*Challenge*.
Below are some entries. Output each one exactly as it appears.

*Material to process*.
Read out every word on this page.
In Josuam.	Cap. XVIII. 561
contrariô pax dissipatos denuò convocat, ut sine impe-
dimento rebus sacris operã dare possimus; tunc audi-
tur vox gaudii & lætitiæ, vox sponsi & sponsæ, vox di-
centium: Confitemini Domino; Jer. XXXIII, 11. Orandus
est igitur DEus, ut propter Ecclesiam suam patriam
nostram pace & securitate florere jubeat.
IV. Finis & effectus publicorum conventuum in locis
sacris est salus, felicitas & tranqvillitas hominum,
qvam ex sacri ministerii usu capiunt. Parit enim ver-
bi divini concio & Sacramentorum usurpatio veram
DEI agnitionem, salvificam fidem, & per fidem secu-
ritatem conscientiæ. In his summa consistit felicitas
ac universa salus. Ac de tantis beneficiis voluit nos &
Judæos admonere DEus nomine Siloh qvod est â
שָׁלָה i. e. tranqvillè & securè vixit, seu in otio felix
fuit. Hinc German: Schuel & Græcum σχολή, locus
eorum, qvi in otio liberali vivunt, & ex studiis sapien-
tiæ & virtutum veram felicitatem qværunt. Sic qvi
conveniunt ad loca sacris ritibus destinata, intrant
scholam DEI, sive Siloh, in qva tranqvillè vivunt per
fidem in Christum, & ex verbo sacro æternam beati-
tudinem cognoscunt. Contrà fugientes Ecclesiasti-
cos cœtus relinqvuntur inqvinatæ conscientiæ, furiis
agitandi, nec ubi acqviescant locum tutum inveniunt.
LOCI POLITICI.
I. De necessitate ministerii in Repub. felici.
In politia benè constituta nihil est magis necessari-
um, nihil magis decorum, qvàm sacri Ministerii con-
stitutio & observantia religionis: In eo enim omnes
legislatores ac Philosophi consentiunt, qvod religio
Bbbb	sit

*Completed exercise*.
Read out every word on this page.
In Josuam.	Cap. XVIII. 561
contrariô pax dissipatos denuò convocat, ut sine impe-
dimento rebus sacris operã dare possimus; tunc audi-
tur vox gaudii & lætitiæ, vox sponsi & sponsæ, vox di-
centium: Confitemini Domino; Jer. XXXIII, 11. Orandus
est igitur DEus, ut propter Ecclesiam suam patriam
nostram pace & securitate florere jubeat.
IV. Finis & effectus publicorum conventuum in locis
sacris est salus, felicitas & tranqvillitas hominum,
qvam ex sacri ministerii usu capiunt. Parit enim ver-
bi divini concio & Sacramentorum usurpatio veram
DEI agnitionem, salvificam fidem, & per fidem secu-
ritatem conscientiæ. In his summa consistit felicitas
ac universa salus. Ac de tantis beneficiis voluit nos &
Judæos admonere DEus nomine Siloh qvod est â
שָׁלָה i. e. tranqvillè & securè vixit, seu in otio felix
fuit. Hinc German: Schuel & Græcum σχολή, locus
eorum, qvi in otio liberali vivunt, & ex studiis sapien-
tiæ & virtutum veram felicitatem qværunt. Sic qvi
conveniunt ad loca sacris ritibus destinata, intrant
scholam DEI, sive Siloh, in qva tranqvillè vivunt per
fidem in Christum, & ex verbo sacro æternam beati-
tudinem cognoscunt. Contrà fugientes Ecclesiasti-
cos cœtus relinqvuntur inqvinatæ conscientiæ, furiis
agitandi, nec ubi acqviescant locum tutum inveniunt.
LOCI POLITICI.
I. De necessitate ministerii in Repub. felici.
In politia benè constituta nihil est magis necessari-
um, nihil magis decorum, qvàm sacri Ministerii con-
stitutio & observantia religionis: In eo enim omnes
legislatores ac Philosophi consentiunt, qvod religio
Bbbb	sit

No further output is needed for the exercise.